Repeat the lines that follow, leaving nothing out.

Data records:
========

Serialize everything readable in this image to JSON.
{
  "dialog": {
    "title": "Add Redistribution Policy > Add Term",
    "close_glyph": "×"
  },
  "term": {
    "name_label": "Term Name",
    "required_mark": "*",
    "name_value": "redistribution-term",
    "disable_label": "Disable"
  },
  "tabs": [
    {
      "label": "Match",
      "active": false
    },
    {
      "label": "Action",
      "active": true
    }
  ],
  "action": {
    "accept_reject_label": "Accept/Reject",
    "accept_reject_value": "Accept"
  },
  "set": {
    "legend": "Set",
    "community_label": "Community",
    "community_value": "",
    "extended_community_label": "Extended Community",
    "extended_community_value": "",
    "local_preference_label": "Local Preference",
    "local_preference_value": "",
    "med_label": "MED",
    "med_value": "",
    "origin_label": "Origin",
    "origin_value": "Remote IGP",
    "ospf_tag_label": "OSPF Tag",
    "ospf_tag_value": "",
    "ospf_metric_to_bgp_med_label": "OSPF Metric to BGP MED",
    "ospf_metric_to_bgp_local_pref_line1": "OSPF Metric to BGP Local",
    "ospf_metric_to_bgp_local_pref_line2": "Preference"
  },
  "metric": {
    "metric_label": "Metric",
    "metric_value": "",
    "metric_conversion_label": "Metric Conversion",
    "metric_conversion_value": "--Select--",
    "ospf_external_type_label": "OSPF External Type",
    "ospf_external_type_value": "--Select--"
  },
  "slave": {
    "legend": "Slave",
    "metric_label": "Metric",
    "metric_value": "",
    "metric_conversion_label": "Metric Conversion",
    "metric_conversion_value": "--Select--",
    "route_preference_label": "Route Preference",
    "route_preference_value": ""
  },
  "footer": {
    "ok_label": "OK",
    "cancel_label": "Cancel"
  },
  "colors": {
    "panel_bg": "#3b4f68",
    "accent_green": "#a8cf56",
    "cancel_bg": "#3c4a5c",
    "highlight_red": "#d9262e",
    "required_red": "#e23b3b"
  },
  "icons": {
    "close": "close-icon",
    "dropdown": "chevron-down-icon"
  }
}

========

ANSWER BELOW:
Serialize everything readable in this image to JSON.
{
  "dialog": {
    "title": "Add Redistribution Policy > Add Term",
    "close_glyph": "×"
  },
  "term": {
    "name_label": "Term Name",
    "required_mark": "*",
    "name_value": "redistribution-term",
    "disable_label": "Disable"
  },
  "tabs": [
    {
      "label": "Match",
      "active": false
    },
    {
      "label": "Action",
      "active": true
    }
  ],
  "action": {
    "accept_reject_label": "Accept/Reject",
    "accept_reject_value": "Accept"
  },
  "set": {
    "legend": "Set",
    "community_label": "Community",
    "community_value": "",
    "extended_community_label": "Extended Community",
    "extended_community_value": "",
    "local_preference_label": "Local Preference",
    "local_preference_value": "",
    "med_label": "MED",
    "med_value": "",
    "origin_label": "Origin",
    "origin_value": "Remote IGP",
    "ospf_tag_label": "OSPF Tag",
    "ospf_tag_value": "",
    "ospf_metric_to_bgp_med_label": "OSPF Metric to BGP MED",
    "ospf_metric_to_bgp_local_pref_line1": "OSPF Metric to BGP Local",
    "ospf_metric_to_bgp_local_pref_line2": "Preference"
  },
  "metric": {
    "metric_label": "Metric",
    "metric_value": "",
    "metric_conversion_label": "Metric Conversion",
    "metric_conversion_value": "--Select--",
    "ospf_external_type_label": "OSPF External Type",
    "ospf_external_type_value": "--Select--"
  },
  "slave": {
    "legend": "Slave",
    "metric_label": "Metric",
    "metric_value": "",
    "metric_conversion_label": "Metric Conversion",
    "metric_conversion_value": "--Select--",
    "route_preference_label": "Route Preference",
    "route_preference_value": ""
  },
  "footer": {
    "ok_label": "OK",
    "cancel_label": "Cancel"
  },
  "colors": {
    "panel_bg": "#3b4f68",
    "accent_green": "#a8cf56",
    "cancel_bg": "#3c4a5c",
    "highlight_red": "#d9262e",
    "required_red": "#e23b3b"
  },
  "icons": {
    "close": "close-icon",
    "dropdown": "chevron-down-icon"
  }
}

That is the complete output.